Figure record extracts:
begin

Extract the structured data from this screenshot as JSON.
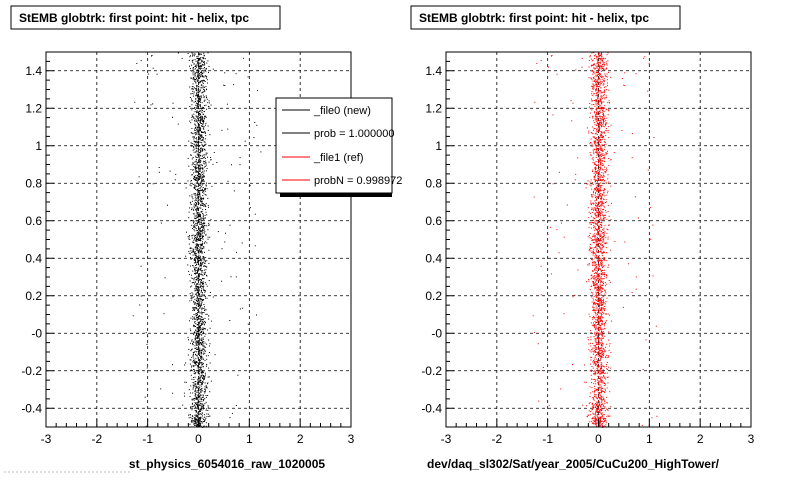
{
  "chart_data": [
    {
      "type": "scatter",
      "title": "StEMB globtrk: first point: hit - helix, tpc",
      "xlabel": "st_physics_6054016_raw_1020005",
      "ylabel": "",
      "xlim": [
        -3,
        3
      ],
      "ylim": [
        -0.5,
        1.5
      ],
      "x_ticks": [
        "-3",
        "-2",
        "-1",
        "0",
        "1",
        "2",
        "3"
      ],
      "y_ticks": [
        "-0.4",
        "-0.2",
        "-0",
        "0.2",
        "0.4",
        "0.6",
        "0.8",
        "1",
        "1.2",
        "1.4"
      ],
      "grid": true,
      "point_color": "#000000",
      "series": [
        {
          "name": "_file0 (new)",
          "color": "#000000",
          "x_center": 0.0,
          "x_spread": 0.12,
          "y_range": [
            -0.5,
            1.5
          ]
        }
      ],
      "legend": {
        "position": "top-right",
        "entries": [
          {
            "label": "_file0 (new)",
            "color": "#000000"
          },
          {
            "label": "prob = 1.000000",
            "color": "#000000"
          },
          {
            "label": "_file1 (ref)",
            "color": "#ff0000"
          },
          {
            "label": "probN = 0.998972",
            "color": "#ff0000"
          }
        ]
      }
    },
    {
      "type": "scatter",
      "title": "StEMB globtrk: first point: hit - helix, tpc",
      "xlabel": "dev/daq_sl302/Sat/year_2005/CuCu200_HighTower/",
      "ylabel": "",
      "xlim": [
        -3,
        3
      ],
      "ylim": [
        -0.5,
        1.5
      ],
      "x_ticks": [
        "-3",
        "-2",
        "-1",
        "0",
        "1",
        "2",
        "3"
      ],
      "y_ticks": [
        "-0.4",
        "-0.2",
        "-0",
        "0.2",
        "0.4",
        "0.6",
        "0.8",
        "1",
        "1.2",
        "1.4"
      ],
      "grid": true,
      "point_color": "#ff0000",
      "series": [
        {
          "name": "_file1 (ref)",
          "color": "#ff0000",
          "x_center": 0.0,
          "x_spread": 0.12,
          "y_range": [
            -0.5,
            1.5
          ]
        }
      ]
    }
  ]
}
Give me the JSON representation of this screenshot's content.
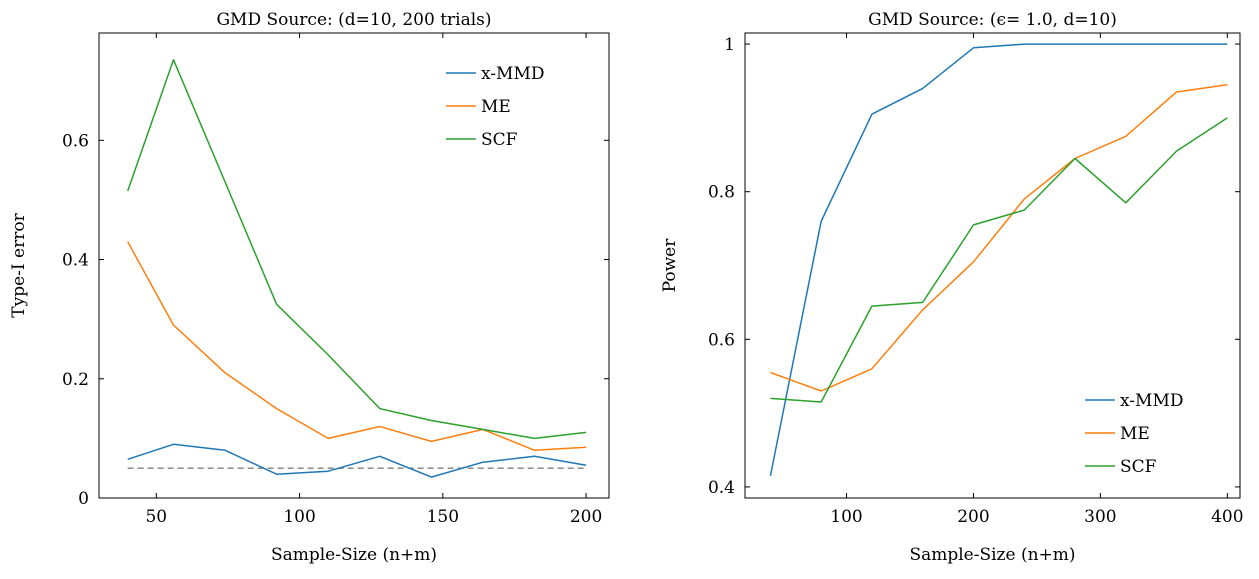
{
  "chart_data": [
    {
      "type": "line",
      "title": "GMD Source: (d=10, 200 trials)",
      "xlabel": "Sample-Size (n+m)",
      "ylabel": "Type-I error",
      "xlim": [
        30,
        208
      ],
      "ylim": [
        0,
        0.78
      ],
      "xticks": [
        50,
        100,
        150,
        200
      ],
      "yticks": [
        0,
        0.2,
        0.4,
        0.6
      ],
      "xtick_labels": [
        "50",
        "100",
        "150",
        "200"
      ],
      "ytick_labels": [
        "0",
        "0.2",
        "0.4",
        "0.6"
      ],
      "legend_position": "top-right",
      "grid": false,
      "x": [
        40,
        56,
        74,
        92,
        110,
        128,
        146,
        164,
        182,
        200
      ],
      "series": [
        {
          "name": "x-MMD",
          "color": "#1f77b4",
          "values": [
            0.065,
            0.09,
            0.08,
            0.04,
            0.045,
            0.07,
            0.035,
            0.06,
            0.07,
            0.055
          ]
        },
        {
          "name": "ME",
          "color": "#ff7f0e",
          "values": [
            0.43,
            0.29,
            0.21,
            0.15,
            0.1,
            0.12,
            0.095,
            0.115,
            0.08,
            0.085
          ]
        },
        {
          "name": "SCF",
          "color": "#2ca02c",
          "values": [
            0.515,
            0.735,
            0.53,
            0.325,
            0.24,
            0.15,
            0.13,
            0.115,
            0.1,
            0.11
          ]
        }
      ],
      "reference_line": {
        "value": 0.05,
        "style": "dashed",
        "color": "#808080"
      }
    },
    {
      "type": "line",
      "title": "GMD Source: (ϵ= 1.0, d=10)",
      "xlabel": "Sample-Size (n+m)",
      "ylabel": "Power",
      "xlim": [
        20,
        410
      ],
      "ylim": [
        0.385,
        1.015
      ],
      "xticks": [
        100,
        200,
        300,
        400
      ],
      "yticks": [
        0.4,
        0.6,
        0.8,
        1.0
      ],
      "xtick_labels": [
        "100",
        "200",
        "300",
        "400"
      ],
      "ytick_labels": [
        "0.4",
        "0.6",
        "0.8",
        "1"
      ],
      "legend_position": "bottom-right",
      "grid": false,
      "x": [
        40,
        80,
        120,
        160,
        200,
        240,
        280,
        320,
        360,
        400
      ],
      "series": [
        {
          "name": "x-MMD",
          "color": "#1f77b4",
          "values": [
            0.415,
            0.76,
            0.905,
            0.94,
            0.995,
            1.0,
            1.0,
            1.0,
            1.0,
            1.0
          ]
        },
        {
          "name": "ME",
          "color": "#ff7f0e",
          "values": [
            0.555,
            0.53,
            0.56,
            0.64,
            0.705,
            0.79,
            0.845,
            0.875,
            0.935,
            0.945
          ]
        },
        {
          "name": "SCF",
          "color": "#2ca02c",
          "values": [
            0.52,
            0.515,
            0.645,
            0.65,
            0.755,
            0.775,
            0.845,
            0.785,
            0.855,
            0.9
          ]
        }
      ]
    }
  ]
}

end

== WHAT TO PRODUCE ==
Without the pictures, repeat all the records word for word.

== SOLVED PROBLEM ==
Extract the structured data from this screenshot as JSON.
{
  "chart_data": [
    {
      "type": "scatter",
      "title": "StEMB globtrk: first point: hit - helix, tpc",
      "xlabel": "st_physics_6054016_raw_1020005",
      "ylabel": "",
      "xlim": [
        -3,
        3
      ],
      "ylim": [
        -0.5,
        1.5
      ],
      "x_ticks": [
        "-3",
        "-2",
        "-1",
        "0",
        "1",
        "2",
        "3"
      ],
      "y_ticks": [
        "-0.4",
        "-0.2",
        "-0",
        "0.2",
        "0.4",
        "0.6",
        "0.8",
        "1",
        "1.2",
        "1.4"
      ],
      "grid": true,
      "point_color": "#000000",
      "series": [
        {
          "name": "_file0 (new)",
          "color": "#000000",
          "x_center": 0.0,
          "x_spread": 0.12,
          "y_range": [
            -0.5,
            1.5
          ]
        }
      ],
      "legend": {
        "position": "top-right",
        "entries": [
          {
            "label": "_file0 (new)",
            "color": "#000000"
          },
          {
            "label": "prob = 1.000000",
            "color": "#000000"
          },
          {
            "label": "_file1 (ref)",
            "color": "#ff0000"
          },
          {
            "label": "probN = 0.998972",
            "color": "#ff0000"
          }
        ]
      }
    },
    {
      "type": "scatter",
      "title": "StEMB globtrk: first point: hit - helix, tpc",
      "xlabel": "dev/daq_sl302/Sat/year_2005/CuCu200_HighTower/",
      "ylabel": "",
      "xlim": [
        -3,
        3
      ],
      "ylim": [
        -0.5,
        1.5
      ],
      "x_ticks": [
        "-3",
        "-2",
        "-1",
        "0",
        "1",
        "2",
        "3"
      ],
      "y_ticks": [
        "-0.4",
        "-0.2",
        "-0",
        "0.2",
        "0.4",
        "0.6",
        "0.8",
        "1",
        "1.2",
        "1.4"
      ],
      "grid": true,
      "point_color": "#ff0000",
      "series": [
        {
          "name": "_file1 (ref)",
          "color": "#ff0000",
          "x_center": 0.0,
          "x_spread": 0.12,
          "y_range": [
            -0.5,
            1.5
          ]
        }
      ]
    }
  ]
}
Give me the JSON representation of this screenshot's content.
{
  "chart_data": [
    {
      "type": "line",
      "title": "GMD Source: (d=10, 200 trials)",
      "xlabel": "Sample-Size (n+m)",
      "ylabel": "Type-I error",
      "xlim": [
        30,
        208
      ],
      "ylim": [
        0,
        0.78
      ],
      "xticks": [
        50,
        100,
        150,
        200
      ],
      "yticks": [
        0,
        0.2,
        0.4,
        0.6
      ],
      "xtick_labels": [
        "50",
        "100",
        "150",
        "200"
      ],
      "ytick_labels": [
        "0",
        "0.2",
        "0.4",
        "0.6"
      ],
      "legend_position": "top-right",
      "grid": false,
      "x": [
        40,
        56,
        74,
        92,
        110,
        128,
        146,
        164,
        182,
        200
      ],
      "series": [
        {
          "name": "x-MMD",
          "color": "#1f77b4",
          "values": [
            0.065,
            0.09,
            0.08,
            0.04,
            0.045,
            0.07,
            0.035,
            0.06,
            0.07,
            0.055
          ]
        },
        {
          "name": "ME",
          "color": "#ff7f0e",
          "values": [
            0.43,
            0.29,
            0.21,
            0.15,
            0.1,
            0.12,
            0.095,
            0.115,
            0.08,
            0.085
          ]
        },
        {
          "name": "SCF",
          "color": "#2ca02c",
          "values": [
            0.515,
            0.735,
            0.53,
            0.325,
            0.24,
            0.15,
            0.13,
            0.115,
            0.1,
            0.11
          ]
        }
      ],
      "reference_line": {
        "value": 0.05,
        "style": "dashed",
        "color": "#808080"
      }
    },
    {
      "type": "line",
      "title": "GMD Source: (ϵ= 1.0, d=10)",
      "xlabel": "Sample-Size (n+m)",
      "ylabel": "Power",
      "xlim": [
        20,
        410
      ],
      "ylim": [
        0.385,
        1.015
      ],
      "xticks": [
        100,
        200,
        300,
        400
      ],
      "yticks": [
        0.4,
        0.6,
        0.8,
        1.0
      ],
      "xtick_labels": [
        "100",
        "200",
        "300",
        "400"
      ],
      "ytick_labels": [
        "0.4",
        "0.6",
        "0.8",
        "1"
      ],
      "legend_position": "bottom-right",
      "grid": false,
      "x": [
        40,
        80,
        120,
        160,
        200,
        240,
        280,
        320,
        360,
        400
      ],
      "series": [
        {
          "name": "x-MMD",
          "color": "#1f77b4",
          "values": [
            0.415,
            0.76,
            0.905,
            0.94,
            0.995,
            1.0,
            1.0,
            1.0,
            1.0,
            1.0
          ]
        },
        {
          "name": "ME",
          "color": "#ff7f0e",
          "values": [
            0.555,
            0.53,
            0.56,
            0.64,
            0.705,
            0.79,
            0.845,
            0.875,
            0.935,
            0.945
          ]
        },
        {
          "name": "SCF",
          "color": "#2ca02c",
          "values": [
            0.52,
            0.515,
            0.645,
            0.65,
            0.755,
            0.775,
            0.845,
            0.785,
            0.855,
            0.9
          ]
        }
      ]
    }
  ]
}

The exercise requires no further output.